BEGIN Reading passage
The mark space ratio is determined by the drive unit and the frequency of pulses can be as high as 2 kHz. This minimizes the fluctuation of the speed considerably in fact it is negligible. Figure below shows the average voltage against the mark space ratio. It can be seen that the average voltage is a straight line which means the system has a constant gain. This kind of drive is suitable for position control applications (Fig. 4.17).
In the design of power supply one should consider that whether the small fluc- tuation can be tolerated or not. If it is acceptable one should purchase Thyristor controlled drive unit because it is cheaper. If it is not acceptable PWM drive is the best choice. As the performance improves the drive becomes more expensive. The overall cost depends on the number of axes to be driven and whether the position must be controlled or the position of output.
In selecting a DC motor for specific application several factors must be considered. The DC motor studied in this chapter was an example how to use numerical values in the system model. Sometimes the inductance can be ignored but for closed loop control it must be considered. The motor studied in this chapter was a permanent magnet and the voltage was connected to the armature through a pair of brushes. The permanent magnet has great influence on the performance of DC mo- tor and it becomes smaller when the rare earth magnet is used. The brushes cause some reliability problem and to overcome this problem brushless DC motor can be designed.
END Reading passage
BEGIN Dataset extract
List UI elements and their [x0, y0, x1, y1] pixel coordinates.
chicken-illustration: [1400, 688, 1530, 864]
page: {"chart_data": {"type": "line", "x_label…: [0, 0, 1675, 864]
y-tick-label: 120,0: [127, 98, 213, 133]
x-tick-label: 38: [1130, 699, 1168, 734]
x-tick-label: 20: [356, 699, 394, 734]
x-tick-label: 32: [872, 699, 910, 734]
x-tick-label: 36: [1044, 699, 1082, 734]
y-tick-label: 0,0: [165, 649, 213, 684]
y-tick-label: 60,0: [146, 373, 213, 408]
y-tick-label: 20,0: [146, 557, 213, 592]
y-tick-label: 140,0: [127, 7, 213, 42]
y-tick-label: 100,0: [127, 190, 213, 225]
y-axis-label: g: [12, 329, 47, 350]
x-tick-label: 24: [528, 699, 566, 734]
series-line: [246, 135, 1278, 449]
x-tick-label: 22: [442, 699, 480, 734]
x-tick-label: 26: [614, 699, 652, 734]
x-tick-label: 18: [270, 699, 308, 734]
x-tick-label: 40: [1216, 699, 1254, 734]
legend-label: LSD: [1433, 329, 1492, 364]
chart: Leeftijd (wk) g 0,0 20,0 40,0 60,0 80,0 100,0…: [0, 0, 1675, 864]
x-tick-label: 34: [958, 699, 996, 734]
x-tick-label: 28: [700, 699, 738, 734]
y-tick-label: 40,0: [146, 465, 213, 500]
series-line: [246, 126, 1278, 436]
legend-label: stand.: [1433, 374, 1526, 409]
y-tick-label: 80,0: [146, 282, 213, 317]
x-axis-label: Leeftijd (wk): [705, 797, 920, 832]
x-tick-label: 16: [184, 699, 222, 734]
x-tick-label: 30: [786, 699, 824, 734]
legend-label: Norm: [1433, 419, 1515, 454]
END Dataset extract
* **List of tasks**
**1)** In the passage on DC motor drives, retype the part starting with "The mark space ratio is" and going on through "position of output.".
**2)** Answer these from the passage on DC motor drives:
(a) How high can the frequency of pulses be?
(b) Which drive unit should be purchased if the small fluctuation is acceptable?
(c) What can be designed to overcome the reliability problem caused by the brushes?

* **Answers to the exercises**
**1)**
The mark space ratio is determined by the drive unit and the frequency of pulses can be as high as 2 kHz. This minimizes the fluctuation of the speed considerably in fact it is negligible. Figure below shows the average voltage against the mark space ratio. It can be seen that the average voltage is a straight line which means the system has a constant gain. This kind of drive is suitable for position control applications (Fig. 4.17).
In the design of power supply one should consider that whether the small fluc- tuation can be tolerated or not. If it is acceptable one should purchase Thyristor controlled drive unit because it is cheaper. If it is not acceptable PWM drive is the best choice. As the performance improves the drive becomes more expensive. The overall cost depends on the number of axes to be driven and whether the position must be controlled or the position of output.

**2)**
(a) As high as 2 kHz.
(b) A Thyristor controlled drive unit.
(c) A brushless DC motor.